• [What is asked]: Reproduce the records below in full and exactly, without their images.

Dataset entries:
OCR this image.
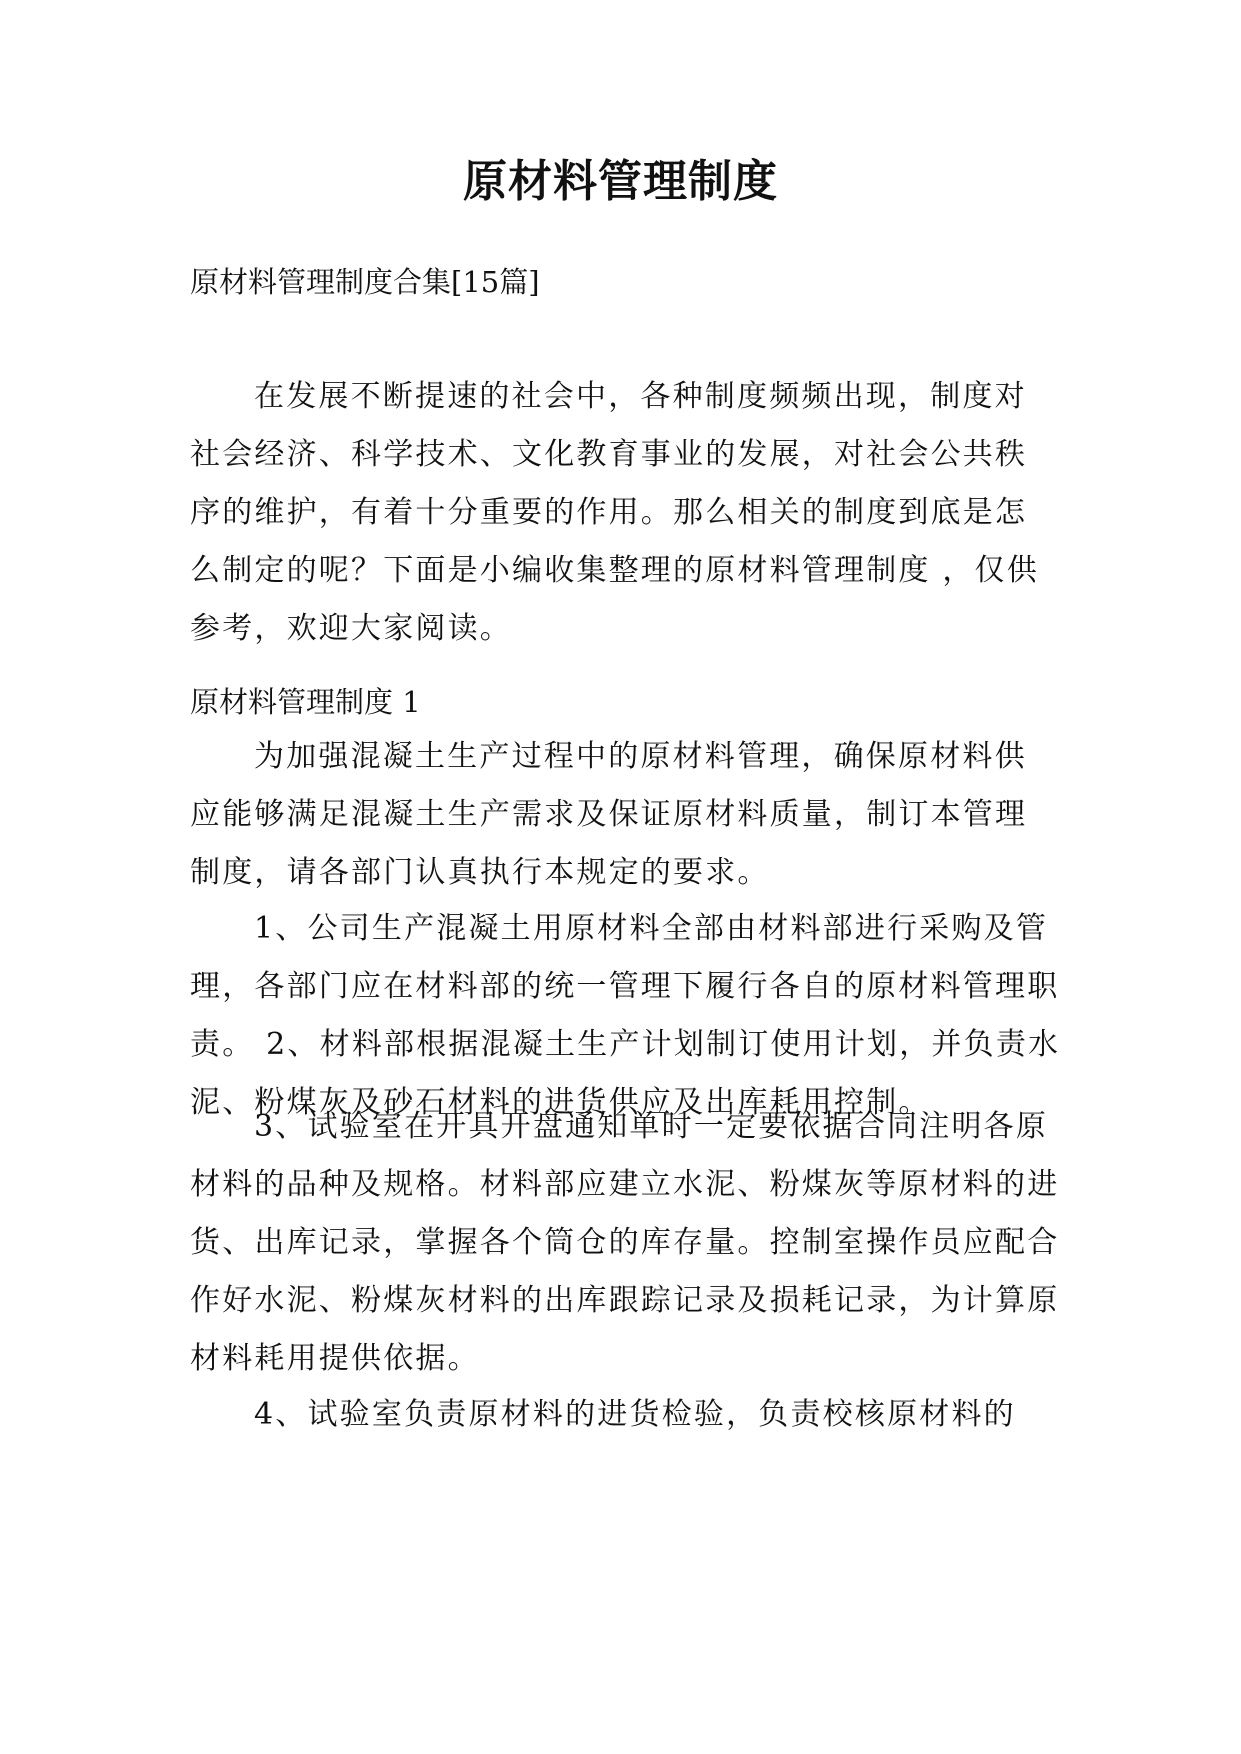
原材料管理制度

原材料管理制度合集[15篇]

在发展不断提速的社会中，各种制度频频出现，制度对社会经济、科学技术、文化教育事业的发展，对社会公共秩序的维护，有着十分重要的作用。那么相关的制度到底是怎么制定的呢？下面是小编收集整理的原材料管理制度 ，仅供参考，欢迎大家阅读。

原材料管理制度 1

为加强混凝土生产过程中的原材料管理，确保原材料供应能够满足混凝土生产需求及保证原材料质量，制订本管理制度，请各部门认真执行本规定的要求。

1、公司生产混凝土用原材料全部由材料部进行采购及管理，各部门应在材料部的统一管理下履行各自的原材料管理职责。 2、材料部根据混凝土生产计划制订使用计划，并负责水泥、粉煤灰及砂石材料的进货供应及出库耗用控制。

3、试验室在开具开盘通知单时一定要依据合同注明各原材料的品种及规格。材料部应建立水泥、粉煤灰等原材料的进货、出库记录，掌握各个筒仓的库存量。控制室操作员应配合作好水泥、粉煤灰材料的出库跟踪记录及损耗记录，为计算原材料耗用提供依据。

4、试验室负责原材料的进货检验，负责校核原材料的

• [Answer to the problem]:
OCR this image.
原材料管理制度

原材料管理制度合集[15篇]

在发展不断提速的社会中，各种制度频频出现，制度对社会经济、科学技术、文化教育事业的发展，对社会公共秩序的维护，有着十分重要的作用。那么相关的制度到底是怎么制定的呢？下面是小编收集整理的原材料管理制度 ，仅供参考，欢迎大家阅读。

原材料管理制度 1

为加强混凝土生产过程中的原材料管理，确保原材料供应能够满足混凝土生产需求及保证原材料质量，制订本管理制度，请各部门认真执行本规定的要求。

1、公司生产混凝土用原材料全部由材料部进行采购及管理，各部门应在材料部的统一管理下履行各自的原材料管理职责。 2、材料部根据混凝土生产计划制订使用计划，并负责水泥、粉煤灰及砂石材料的进货供应及出库耗用控制。

3、试验室在开具开盘通知单时一定要依据合同注明各原材料的品种及规格。材料部应建立水泥、粉煤灰等原材料的进货、出库记录，掌握各个筒仓的库存量。控制室操作员应配合作好水泥、粉煤灰材料的出库跟踪记录及损耗记录，为计算原材料耗用提供依据。

4、试验室负责原材料的进货检验，负责校核原材料的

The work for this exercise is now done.